— Prompt —
Please quote the material exactly, every line of it.
----------------------------------------
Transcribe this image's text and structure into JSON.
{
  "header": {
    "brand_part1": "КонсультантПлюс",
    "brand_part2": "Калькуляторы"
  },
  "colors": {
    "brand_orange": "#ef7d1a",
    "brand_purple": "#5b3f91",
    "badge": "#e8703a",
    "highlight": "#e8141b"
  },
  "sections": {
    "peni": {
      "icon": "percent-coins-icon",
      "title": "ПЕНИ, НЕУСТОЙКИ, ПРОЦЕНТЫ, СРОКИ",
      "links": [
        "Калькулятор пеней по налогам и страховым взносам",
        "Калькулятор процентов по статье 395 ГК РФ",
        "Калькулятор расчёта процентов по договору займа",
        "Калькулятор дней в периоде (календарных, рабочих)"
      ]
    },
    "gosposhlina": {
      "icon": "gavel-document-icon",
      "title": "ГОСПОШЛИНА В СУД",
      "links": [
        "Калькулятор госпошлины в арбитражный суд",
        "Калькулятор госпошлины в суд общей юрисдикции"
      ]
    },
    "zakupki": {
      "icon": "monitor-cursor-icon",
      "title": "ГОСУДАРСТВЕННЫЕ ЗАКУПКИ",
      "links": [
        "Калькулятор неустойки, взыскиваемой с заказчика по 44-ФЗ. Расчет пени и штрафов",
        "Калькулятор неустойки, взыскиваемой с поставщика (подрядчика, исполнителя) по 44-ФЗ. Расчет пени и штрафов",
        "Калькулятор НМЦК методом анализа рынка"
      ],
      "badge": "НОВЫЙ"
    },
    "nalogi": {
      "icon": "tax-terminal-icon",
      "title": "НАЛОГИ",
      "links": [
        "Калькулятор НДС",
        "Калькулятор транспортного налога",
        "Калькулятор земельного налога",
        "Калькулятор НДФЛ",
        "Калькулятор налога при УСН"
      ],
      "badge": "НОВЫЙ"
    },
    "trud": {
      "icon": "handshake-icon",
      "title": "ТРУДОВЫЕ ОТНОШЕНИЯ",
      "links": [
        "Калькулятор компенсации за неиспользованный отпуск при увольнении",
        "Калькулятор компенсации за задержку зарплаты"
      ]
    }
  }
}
----------------------------------------
— Final result —
Transcribe this image's text and structure into JSON.
{
  "header": {
    "brand_part1": "КонсультантПлюс",
    "brand_part2": "Калькуляторы"
  },
  "colors": {
    "brand_orange": "#ef7d1a",
    "brand_purple": "#5b3f91",
    "badge": "#e8703a",
    "highlight": "#e8141b"
  },
  "sections": {
    "peni": {
      "icon": "percent-coins-icon",
      "title": "ПЕНИ, НЕУСТОЙКИ, ПРОЦЕНТЫ, СРОКИ",
      "links": [
        "Калькулятор пеней по налогам и страховым взносам",
        "Калькулятор процентов по статье 395 ГК РФ",
        "Калькулятор расчёта процентов по договору займа",
        "Калькулятор дней в периоде (календарных, рабочих)"
      ]
    },
    "gosposhlina": {
      "icon": "gavel-document-icon",
      "title": "ГОСПОШЛИНА В СУД",
      "links": [
        "Калькулятор госпошлины в арбитражный суд",
        "Калькулятор госпошлины в суд общей юрисдикции"
      ]
    },
    "zakupki": {
      "icon": "monitor-cursor-icon",
      "title": "ГОСУДАРСТВЕННЫЕ ЗАКУПКИ",
      "links": [
        "Калькулятор неустойки, взыскиваемой с заказчика по 44-ФЗ. Расчет пени и штрафов",
        "Калькулятор неустойки, взыскиваемой с поставщика (подрядчика, исполнителя) по 44-ФЗ. Расчет пени и штрафов",
        "Калькулятор НМЦК методом анализа рынка"
      ],
      "badge": "НОВЫЙ"
    },
    "nalogi": {
      "icon": "tax-terminal-icon",
      "title": "НАЛОГИ",
      "links": [
        "Калькулятор НДС",
        "Калькулятор транспортного налога",
        "Калькулятор земельного налога",
        "Калькулятор НДФЛ",
        "Калькулятор налога при УСН"
      ],
      "badge": "НОВЫЙ"
    },
    "trud": {
      "icon": "handshake-icon",
      "title": "ТРУДОВЫЕ ОТНОШЕНИЯ",
      "links": [
        "Калькулятор компенсации за неиспользованный отпуск при увольнении",
        "Калькулятор компенсации за задержку зарплаты"
      ]
    }
  }
}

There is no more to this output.